__OBJECTIVE__.
Where a line holds the string "выходной", return that line.

__AVAILABLE DATA__.
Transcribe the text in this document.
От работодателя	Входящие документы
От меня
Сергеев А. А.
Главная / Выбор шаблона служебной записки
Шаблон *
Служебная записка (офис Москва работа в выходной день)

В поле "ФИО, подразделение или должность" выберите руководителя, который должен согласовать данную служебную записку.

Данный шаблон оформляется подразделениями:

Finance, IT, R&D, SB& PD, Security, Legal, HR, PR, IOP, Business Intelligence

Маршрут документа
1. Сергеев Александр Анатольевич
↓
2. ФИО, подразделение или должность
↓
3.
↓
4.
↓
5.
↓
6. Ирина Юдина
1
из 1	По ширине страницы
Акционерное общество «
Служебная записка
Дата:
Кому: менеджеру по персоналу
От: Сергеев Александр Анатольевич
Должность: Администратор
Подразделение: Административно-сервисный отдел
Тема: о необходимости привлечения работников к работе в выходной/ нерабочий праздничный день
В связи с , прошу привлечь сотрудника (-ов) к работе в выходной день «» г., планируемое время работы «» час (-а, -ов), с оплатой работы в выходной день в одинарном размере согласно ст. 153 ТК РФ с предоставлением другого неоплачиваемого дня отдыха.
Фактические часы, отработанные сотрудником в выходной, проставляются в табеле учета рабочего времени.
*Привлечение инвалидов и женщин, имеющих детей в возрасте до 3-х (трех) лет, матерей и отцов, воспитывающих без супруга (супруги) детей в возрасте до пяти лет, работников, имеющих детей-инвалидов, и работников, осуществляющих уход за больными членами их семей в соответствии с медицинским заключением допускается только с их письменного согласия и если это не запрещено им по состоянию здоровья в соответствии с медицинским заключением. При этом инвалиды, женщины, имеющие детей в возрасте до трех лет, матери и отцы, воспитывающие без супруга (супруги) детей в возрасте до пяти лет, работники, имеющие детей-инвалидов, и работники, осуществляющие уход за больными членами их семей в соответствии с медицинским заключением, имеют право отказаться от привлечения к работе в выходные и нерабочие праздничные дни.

* * *

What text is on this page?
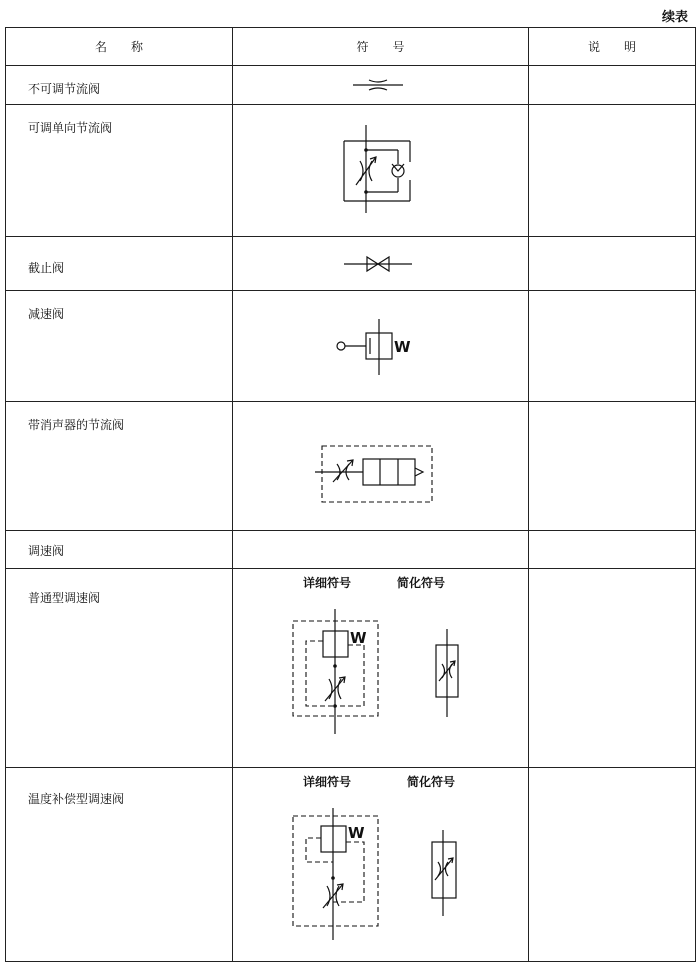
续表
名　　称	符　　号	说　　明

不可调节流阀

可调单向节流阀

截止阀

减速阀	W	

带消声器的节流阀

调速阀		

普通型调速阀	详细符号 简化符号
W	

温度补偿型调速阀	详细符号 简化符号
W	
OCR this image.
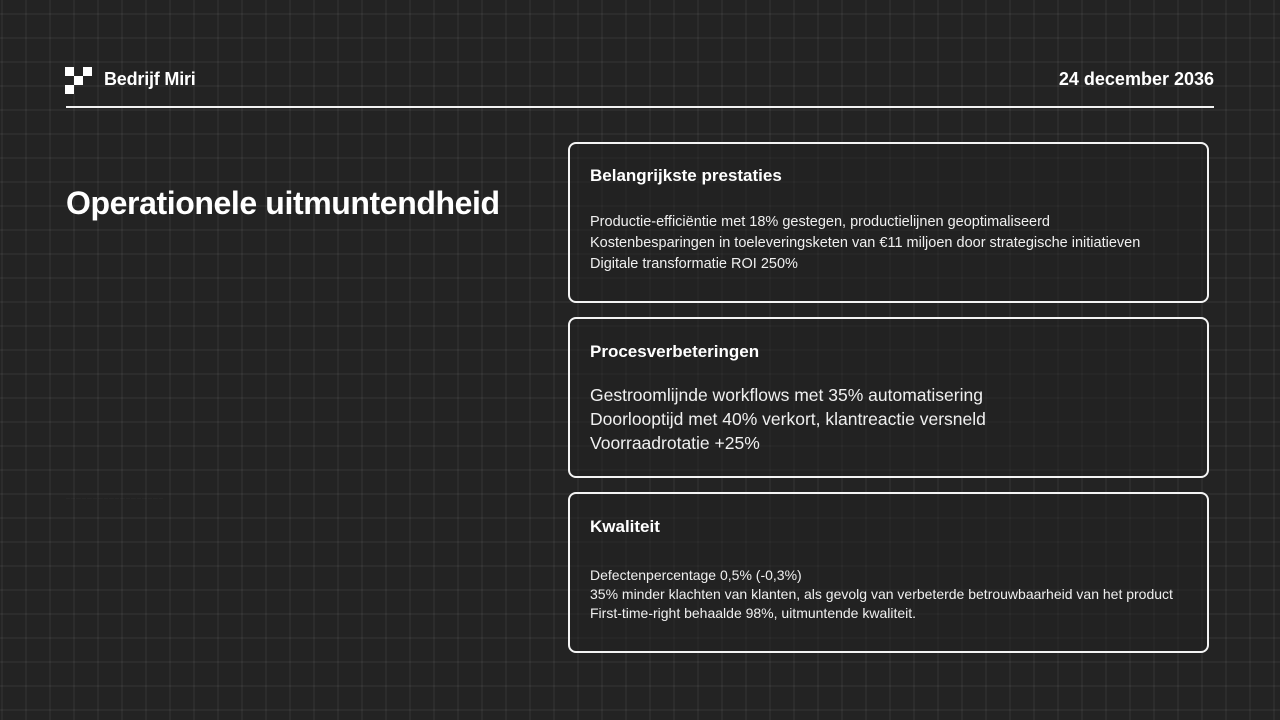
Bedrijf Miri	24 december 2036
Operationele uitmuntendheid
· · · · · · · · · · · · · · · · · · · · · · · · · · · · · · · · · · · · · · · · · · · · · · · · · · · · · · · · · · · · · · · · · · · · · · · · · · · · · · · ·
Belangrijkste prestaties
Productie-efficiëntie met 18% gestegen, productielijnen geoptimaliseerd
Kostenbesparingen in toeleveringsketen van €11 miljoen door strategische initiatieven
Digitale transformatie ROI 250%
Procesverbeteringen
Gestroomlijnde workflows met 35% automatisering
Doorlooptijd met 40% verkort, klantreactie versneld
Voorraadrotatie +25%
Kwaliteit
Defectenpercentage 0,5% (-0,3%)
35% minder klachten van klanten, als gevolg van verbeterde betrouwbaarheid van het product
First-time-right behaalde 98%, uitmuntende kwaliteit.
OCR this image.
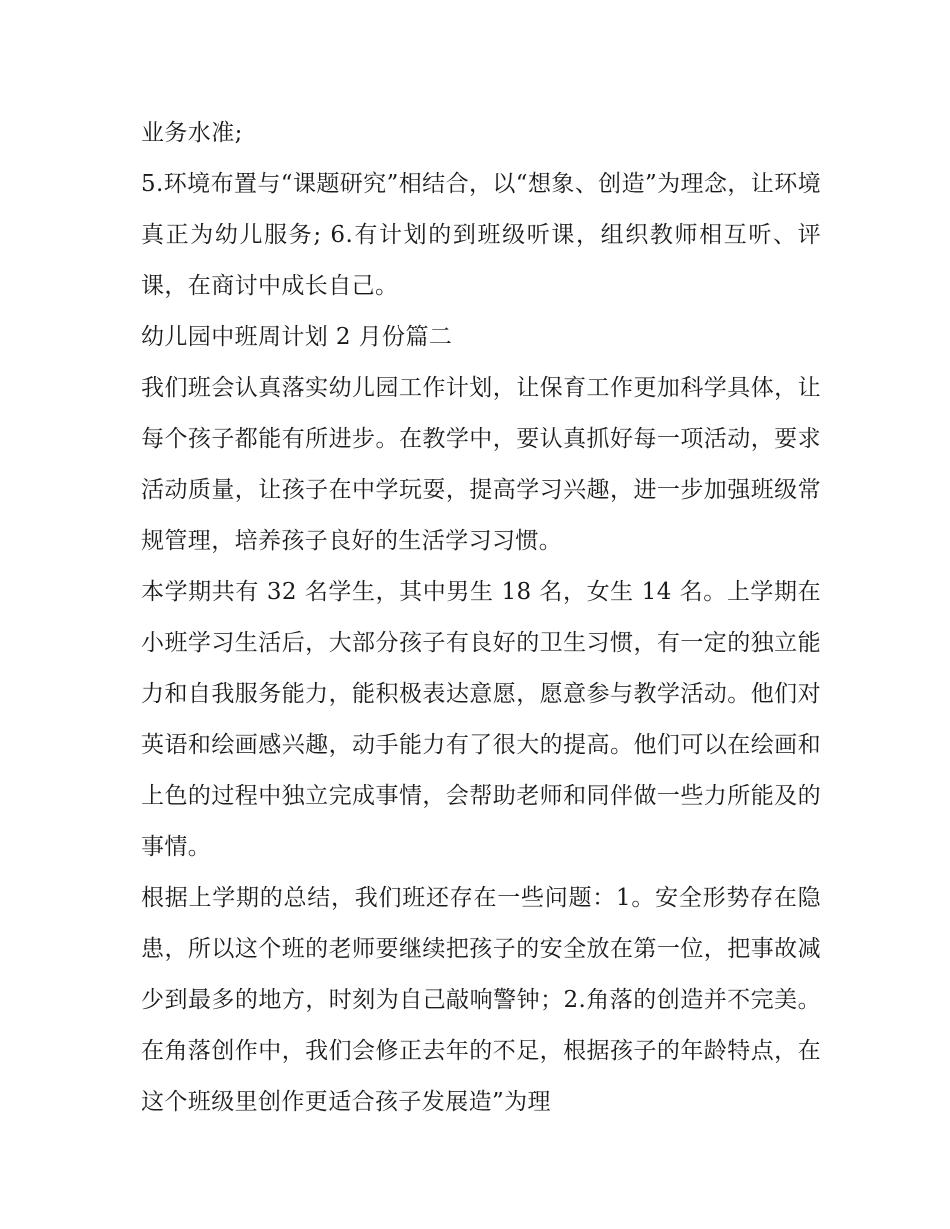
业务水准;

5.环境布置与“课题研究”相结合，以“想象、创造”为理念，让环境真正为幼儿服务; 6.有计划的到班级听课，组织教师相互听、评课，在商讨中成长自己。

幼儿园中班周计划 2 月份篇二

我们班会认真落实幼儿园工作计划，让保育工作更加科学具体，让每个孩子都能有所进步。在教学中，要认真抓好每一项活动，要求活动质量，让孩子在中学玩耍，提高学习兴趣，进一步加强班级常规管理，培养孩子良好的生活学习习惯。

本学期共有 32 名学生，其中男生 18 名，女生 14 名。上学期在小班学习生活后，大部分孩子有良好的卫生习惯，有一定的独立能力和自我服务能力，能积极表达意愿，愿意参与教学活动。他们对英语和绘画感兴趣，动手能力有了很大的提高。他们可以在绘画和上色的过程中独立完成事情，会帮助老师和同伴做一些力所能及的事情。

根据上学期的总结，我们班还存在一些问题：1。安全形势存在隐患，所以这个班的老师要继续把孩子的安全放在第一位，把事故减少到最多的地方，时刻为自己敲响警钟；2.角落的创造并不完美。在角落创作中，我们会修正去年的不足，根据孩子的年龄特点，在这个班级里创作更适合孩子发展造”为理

__EXERCISE RESULT__.
Служебная записка (офис Москва работа в выходной день)
Тема: о необходимости привлечения работников к работе в выходной/ нерабочий праздничный день
В связи с , прошу привлечь сотрудника (-ов) к работе в выходной день «» г., планируемое время работы «» час (-а, -ов), с оплатой работы в выходной день в одинарном размере согласно ст. 153 ТК РФ с предоставлением другого неоплачиваемого дня отдыха.
Фактические часы, отработанные сотрудником в выходной, проставляются в табеле учета рабочего времени.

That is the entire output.